ROWS
□ □ □ □ □

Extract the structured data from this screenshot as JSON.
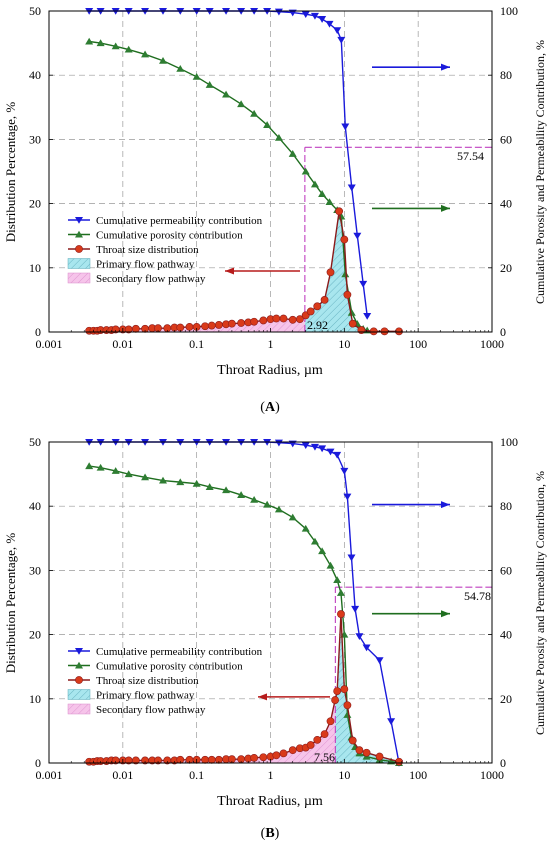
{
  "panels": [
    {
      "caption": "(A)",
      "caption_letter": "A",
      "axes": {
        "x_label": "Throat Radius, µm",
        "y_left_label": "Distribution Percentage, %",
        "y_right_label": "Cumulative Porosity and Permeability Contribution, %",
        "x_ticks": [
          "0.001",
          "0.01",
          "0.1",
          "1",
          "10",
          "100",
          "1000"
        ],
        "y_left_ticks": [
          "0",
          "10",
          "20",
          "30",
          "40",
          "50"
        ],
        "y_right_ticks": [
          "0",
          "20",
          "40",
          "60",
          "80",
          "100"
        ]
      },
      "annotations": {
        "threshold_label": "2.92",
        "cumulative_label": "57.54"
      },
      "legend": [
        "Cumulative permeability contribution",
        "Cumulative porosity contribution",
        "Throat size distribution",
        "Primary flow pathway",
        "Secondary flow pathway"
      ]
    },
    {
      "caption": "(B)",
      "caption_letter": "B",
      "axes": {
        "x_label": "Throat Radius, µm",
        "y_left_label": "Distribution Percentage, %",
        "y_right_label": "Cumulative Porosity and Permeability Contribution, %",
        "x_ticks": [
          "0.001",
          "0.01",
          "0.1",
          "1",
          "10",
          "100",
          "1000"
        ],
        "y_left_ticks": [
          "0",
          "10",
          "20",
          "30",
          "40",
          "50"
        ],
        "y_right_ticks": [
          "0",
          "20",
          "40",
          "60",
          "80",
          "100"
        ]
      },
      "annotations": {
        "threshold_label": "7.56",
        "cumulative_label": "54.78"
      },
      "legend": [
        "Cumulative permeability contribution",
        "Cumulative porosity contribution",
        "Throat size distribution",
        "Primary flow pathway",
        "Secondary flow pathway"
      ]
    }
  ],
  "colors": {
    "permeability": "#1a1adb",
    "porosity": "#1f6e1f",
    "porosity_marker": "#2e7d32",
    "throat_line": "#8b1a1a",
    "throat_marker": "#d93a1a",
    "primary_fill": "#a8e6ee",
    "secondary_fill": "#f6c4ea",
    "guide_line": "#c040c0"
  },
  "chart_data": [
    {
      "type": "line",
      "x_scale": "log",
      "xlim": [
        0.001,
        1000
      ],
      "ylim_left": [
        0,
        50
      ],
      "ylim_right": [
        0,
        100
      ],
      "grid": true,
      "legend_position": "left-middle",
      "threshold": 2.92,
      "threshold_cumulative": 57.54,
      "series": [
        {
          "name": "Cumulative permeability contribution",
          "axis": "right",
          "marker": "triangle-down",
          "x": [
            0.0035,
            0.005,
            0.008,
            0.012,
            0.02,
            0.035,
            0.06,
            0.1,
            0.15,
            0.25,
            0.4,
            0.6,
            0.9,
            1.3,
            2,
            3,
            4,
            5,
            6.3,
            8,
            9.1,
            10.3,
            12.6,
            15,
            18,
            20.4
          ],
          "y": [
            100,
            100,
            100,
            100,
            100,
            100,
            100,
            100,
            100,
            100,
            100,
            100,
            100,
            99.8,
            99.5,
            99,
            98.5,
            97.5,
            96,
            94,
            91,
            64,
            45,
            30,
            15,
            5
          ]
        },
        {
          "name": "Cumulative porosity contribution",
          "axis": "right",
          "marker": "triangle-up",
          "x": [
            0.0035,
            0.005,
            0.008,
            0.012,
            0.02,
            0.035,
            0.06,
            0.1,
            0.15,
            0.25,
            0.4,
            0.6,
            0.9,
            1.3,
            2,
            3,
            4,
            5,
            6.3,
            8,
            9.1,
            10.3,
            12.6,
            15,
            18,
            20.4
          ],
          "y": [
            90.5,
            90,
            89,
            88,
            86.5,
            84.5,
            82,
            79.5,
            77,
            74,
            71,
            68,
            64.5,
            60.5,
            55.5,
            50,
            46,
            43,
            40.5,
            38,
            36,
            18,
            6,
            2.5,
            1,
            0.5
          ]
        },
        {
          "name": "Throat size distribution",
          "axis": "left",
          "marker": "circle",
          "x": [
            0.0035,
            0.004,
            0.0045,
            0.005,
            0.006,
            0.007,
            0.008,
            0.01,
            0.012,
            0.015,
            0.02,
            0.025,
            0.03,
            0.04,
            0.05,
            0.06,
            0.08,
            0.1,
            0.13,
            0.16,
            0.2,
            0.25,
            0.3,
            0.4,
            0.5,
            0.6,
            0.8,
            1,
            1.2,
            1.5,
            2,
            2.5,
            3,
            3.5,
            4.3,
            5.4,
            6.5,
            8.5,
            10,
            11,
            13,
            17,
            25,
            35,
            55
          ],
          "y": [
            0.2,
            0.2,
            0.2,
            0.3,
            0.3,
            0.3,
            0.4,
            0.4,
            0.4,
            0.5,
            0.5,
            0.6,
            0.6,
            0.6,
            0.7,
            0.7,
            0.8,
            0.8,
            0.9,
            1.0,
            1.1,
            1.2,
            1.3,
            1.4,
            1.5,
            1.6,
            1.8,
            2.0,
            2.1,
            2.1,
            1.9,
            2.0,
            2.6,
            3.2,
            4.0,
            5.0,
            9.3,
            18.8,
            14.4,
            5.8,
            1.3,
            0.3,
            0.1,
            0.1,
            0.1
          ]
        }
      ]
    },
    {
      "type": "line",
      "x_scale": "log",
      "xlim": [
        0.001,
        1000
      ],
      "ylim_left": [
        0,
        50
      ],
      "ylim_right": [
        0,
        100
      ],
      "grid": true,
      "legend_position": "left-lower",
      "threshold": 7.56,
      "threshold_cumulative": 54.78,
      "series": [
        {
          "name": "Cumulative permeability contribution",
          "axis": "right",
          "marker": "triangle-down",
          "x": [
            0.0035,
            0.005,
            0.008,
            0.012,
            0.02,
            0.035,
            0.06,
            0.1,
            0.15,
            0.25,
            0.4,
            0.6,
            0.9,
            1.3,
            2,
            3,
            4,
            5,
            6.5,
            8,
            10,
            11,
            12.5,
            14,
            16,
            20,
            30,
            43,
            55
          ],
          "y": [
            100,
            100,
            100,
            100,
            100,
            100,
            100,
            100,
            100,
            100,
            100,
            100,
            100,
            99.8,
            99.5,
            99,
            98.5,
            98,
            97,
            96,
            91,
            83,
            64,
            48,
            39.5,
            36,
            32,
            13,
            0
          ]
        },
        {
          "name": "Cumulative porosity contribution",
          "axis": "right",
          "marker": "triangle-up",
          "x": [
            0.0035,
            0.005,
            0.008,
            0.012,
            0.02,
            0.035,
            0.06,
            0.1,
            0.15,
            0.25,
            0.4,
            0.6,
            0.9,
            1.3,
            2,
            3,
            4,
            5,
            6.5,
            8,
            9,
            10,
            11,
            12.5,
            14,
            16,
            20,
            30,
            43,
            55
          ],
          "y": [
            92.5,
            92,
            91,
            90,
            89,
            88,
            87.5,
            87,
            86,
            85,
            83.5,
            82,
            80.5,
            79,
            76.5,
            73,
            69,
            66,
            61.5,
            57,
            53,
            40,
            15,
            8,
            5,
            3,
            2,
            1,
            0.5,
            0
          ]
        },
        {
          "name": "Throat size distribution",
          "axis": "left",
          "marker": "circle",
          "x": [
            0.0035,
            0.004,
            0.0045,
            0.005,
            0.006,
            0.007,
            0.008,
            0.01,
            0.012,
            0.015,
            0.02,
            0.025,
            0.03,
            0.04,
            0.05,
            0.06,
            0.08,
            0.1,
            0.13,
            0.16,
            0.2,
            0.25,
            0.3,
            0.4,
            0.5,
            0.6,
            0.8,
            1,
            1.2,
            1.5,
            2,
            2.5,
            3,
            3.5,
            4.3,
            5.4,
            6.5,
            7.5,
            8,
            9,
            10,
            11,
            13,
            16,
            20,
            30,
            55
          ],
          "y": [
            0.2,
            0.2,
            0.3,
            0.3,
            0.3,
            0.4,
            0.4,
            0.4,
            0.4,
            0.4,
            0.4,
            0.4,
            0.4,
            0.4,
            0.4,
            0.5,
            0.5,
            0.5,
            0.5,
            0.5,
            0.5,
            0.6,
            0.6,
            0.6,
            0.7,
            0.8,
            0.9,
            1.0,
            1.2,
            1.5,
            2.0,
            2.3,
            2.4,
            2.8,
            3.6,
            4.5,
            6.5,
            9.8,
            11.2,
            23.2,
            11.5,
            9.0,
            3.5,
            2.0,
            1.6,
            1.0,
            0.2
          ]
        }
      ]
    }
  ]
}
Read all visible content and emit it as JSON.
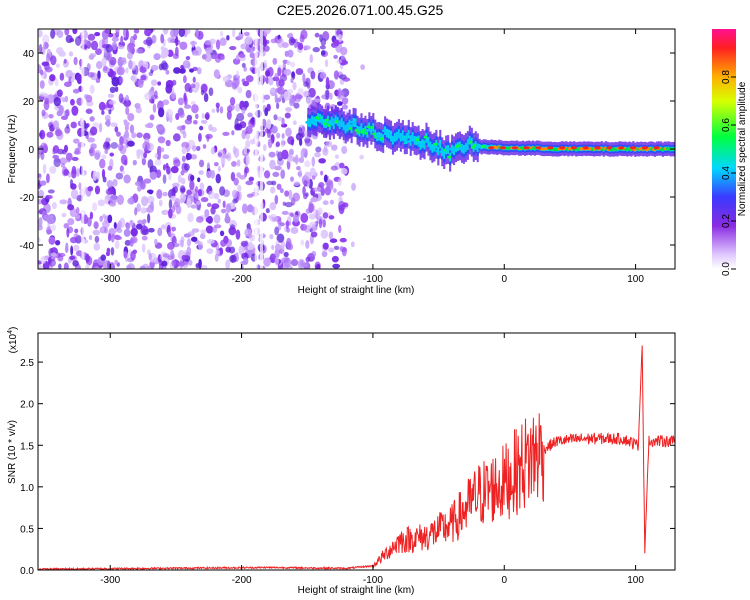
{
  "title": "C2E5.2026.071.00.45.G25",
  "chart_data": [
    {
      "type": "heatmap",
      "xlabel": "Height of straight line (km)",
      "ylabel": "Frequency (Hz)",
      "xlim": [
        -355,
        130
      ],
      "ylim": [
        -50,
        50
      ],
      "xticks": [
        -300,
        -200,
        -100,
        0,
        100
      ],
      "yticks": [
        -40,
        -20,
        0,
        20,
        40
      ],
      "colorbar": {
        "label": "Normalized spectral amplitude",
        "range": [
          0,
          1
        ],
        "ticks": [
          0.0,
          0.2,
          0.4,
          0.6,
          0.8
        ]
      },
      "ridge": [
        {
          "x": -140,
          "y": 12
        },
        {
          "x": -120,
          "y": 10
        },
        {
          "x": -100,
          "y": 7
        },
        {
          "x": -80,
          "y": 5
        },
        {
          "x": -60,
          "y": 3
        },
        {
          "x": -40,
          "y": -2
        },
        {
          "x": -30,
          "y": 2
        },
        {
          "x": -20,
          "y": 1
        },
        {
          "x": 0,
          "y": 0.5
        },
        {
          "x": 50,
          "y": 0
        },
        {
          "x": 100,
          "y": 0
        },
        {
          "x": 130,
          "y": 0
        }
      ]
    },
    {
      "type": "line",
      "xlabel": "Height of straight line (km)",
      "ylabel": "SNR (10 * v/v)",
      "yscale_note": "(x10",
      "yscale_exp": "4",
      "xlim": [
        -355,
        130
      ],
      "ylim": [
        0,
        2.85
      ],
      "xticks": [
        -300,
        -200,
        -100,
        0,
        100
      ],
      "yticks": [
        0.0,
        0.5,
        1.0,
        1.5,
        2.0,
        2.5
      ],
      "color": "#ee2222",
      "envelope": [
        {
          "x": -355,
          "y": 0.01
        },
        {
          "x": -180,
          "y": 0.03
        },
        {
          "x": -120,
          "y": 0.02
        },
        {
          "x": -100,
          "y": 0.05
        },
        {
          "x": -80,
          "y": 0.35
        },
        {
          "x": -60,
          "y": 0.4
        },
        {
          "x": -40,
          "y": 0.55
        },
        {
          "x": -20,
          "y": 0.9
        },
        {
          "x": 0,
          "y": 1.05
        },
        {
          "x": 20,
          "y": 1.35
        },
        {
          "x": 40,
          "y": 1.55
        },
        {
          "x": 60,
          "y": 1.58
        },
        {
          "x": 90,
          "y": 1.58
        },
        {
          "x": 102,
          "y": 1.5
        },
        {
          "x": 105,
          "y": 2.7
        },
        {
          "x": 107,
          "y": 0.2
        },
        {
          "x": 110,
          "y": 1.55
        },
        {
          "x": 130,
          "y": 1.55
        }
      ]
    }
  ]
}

□ □ □ □ □

WHAT YOU SHOULD DO
All lines above with "JSON" in them should be returned.

FULL RESPONSE
Extract the structured data from this screenshot as JSON.
Read all visible content and emit it as JSON.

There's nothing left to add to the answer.